'''

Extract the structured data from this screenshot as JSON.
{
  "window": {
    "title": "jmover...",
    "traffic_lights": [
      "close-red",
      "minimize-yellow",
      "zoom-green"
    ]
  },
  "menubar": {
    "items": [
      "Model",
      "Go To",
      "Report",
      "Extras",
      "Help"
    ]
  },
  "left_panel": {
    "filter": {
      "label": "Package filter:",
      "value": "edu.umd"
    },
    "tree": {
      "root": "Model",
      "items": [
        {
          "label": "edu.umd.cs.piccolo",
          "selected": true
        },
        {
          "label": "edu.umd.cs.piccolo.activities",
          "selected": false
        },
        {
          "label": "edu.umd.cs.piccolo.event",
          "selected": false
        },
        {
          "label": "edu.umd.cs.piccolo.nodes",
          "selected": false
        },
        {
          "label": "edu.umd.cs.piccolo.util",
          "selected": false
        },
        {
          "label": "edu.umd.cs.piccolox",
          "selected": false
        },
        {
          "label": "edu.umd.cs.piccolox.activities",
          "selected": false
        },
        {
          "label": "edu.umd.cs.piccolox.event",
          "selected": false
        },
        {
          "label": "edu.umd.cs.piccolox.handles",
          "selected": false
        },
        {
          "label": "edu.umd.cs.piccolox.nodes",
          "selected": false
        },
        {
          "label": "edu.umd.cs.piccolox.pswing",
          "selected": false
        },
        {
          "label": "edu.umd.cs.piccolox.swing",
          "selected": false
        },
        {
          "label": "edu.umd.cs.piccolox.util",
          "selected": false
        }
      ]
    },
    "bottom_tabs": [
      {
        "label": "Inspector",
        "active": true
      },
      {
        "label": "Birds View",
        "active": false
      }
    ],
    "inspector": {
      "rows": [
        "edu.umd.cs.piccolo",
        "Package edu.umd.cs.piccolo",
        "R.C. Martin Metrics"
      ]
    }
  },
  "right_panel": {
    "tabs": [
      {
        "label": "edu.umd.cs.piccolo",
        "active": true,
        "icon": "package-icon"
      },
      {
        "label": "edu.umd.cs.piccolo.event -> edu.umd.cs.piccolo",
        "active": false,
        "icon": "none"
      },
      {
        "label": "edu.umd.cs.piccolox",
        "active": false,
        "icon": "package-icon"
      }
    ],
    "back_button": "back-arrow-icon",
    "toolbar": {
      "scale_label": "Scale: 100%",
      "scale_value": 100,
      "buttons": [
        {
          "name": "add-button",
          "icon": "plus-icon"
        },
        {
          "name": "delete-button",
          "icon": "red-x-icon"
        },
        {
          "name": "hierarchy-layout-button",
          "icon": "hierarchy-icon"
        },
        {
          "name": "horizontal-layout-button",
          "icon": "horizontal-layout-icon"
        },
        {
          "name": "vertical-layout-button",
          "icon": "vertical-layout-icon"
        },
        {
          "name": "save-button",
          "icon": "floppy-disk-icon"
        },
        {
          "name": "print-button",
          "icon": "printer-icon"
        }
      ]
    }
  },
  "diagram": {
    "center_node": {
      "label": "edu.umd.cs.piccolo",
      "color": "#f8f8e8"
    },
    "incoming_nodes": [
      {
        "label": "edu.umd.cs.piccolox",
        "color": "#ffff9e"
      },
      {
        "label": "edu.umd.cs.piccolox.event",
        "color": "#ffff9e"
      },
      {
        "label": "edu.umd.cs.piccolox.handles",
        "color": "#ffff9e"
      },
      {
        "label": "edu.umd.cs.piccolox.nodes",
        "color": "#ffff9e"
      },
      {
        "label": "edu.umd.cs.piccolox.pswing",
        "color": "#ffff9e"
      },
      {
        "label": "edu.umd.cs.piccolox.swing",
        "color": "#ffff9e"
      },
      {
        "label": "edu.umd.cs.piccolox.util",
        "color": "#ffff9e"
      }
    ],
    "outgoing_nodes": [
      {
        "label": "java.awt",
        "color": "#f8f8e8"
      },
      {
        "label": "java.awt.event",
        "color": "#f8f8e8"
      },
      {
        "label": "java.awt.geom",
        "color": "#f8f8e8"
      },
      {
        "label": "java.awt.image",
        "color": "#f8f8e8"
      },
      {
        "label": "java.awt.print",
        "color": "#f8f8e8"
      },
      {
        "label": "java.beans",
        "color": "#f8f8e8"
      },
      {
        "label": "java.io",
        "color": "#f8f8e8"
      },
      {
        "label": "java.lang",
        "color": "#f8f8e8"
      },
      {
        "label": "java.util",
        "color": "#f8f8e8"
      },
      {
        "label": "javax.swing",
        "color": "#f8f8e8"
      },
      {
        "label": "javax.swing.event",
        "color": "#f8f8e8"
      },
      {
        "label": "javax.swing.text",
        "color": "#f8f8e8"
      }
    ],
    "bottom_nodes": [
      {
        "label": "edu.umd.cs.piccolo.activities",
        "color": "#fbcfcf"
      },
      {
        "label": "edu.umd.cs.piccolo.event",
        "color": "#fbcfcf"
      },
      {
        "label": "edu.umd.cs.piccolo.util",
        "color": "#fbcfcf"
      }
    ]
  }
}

'''

What the task asks => All of the entries above need to be reproduced exactly.

Solution for this exercise =>
Extract the structured data from this screenshot as JSON.
{
  "window": {
    "title": "jmover...",
    "traffic_lights": [
      "close-red",
      "minimize-yellow",
      "zoom-green"
    ]
  },
  "menubar": {
    "items": [
      "Model",
      "Go To",
      "Report",
      "Extras",
      "Help"
    ]
  },
  "left_panel": {
    "filter": {
      "label": "Package filter:",
      "value": "edu.umd"
    },
    "tree": {
      "root": "Model",
      "items": [
        {
          "label": "edu.umd.cs.piccolo",
          "selected": true
        },
        {
          "label": "edu.umd.cs.piccolo.activities",
          "selected": false
        },
        {
          "label": "edu.umd.cs.piccolo.event",
          "selected": false
        },
        {
          "label": "edu.umd.cs.piccolo.nodes",
          "selected": false
        },
        {
          "label": "edu.umd.cs.piccolo.util",
          "selected": false
        },
        {
          "label": "edu.umd.cs.piccolox",
          "selected": false
        },
        {
          "label": "edu.umd.cs.piccolox.activities",
          "selected": false
        },
        {
          "label": "edu.umd.cs.piccolox.event",
          "selected": false
        },
        {
          "label": "edu.umd.cs.piccolox.handles",
          "selected": false
        },
        {
          "label": "edu.umd.cs.piccolox.nodes",
          "selected": false
        },
        {
          "label": "edu.umd.cs.piccolox.pswing",
          "selected": false
        },
        {
          "label": "edu.umd.cs.piccolox.swing",
          "selected": false
        },
        {
          "label": "edu.umd.cs.piccolox.util",
          "selected": false
        }
      ]
    },
    "bottom_tabs": [
      {
        "label": "Inspector",
        "active": true
      },
      {
        "label": "Birds View",
        "active": false
      }
    ],
    "inspector": {
      "rows": [
        "edu.umd.cs.piccolo",
        "Package edu.umd.cs.piccolo",
        "R.C. Martin Metrics"
      ]
    }
  },
  "right_panel": {
    "tabs": [
      {
        "label": "edu.umd.cs.piccolo",
        "active": true,
        "icon": "package-icon"
      },
      {
        "label": "edu.umd.cs.piccolo.event -> edu.umd.cs.piccolo",
        "active": false,
        "icon": "none"
      },
      {
        "label": "edu.umd.cs.piccolox",
        "active": false,
        "icon": "package-icon"
      }
    ],
    "back_button": "back-arrow-icon",
    "toolbar": {
      "scale_label": "Scale: 100%",
      "scale_value": 100,
      "buttons": [
        {
          "name": "add-button",
          "icon": "plus-icon"
        },
        {
          "name": "delete-button",
          "icon": "red-x-icon"
        },
        {
          "name": "hierarchy-layout-button",
          "icon": "hierarchy-icon"
        },
        {
          "name": "horizontal-layout-button",
          "icon": "horizontal-layout-icon"
        },
        {
          "name": "vertical-layout-button",
          "icon": "vertical-layout-icon"
        },
        {
          "name": "save-button",
          "icon": "floppy-disk-icon"
        },
        {
          "name": "print-button",
          "icon": "printer-icon"
        }
      ]
    }
  },
  "diagram": {
    "center_node": {
      "label": "edu.umd.cs.piccolo",
      "color": "#f8f8e8"
    },
    "incoming_nodes": [
      {
        "label": "edu.umd.cs.piccolox",
        "color": "#ffff9e"
      },
      {
        "label": "edu.umd.cs.piccolox.event",
        "color": "#ffff9e"
      },
      {
        "label": "edu.umd.cs.piccolox.handles",
        "color": "#ffff9e"
      },
      {
        "label": "edu.umd.cs.piccolox.nodes",
        "color": "#ffff9e"
      },
      {
        "label": "edu.umd.cs.piccolox.pswing",
        "color": "#ffff9e"
      },
      {
        "label": "edu.umd.cs.piccolox.swing",
        "color": "#ffff9e"
      },
      {
        "label": "edu.umd.cs.piccolox.util",
        "color": "#ffff9e"
      }
    ],
    "outgoing_nodes": [
      {
        "label": "java.awt",
        "color": "#f8f8e8"
      },
      {
        "label": "java.awt.event",
        "color": "#f8f8e8"
      },
      {
        "label": "java.awt.geom",
        "color": "#f8f8e8"
      },
      {
        "label": "java.awt.image",
        "color": "#f8f8e8"
      },
      {
        "label": "java.awt.print",
        "color": "#f8f8e8"
      },
      {
        "label": "java.beans",
        "color": "#f8f8e8"
      },
      {
        "label": "java.io",
        "color": "#f8f8e8"
      },
      {
        "label": "java.lang",
        "color": "#f8f8e8"
      },
      {
        "label": "java.util",
        "color": "#f8f8e8"
      },
      {
        "label": "javax.swing",
        "color": "#f8f8e8"
      },
      {
        "label": "javax.swing.event",
        "color": "#f8f8e8"
      },
      {
        "label": "javax.swing.text",
        "color": "#f8f8e8"
      }
    ],
    "bottom_nodes": [
      {
        "label": "edu.umd.cs.piccolo.activities",
        "color": "#fbcfcf"
      },
      {
        "label": "edu.umd.cs.piccolo.event",
        "color": "#fbcfcf"
      },
      {
        "label": "edu.umd.cs.piccolo.util",
        "color": "#fbcfcf"
      }
    ]
  }
}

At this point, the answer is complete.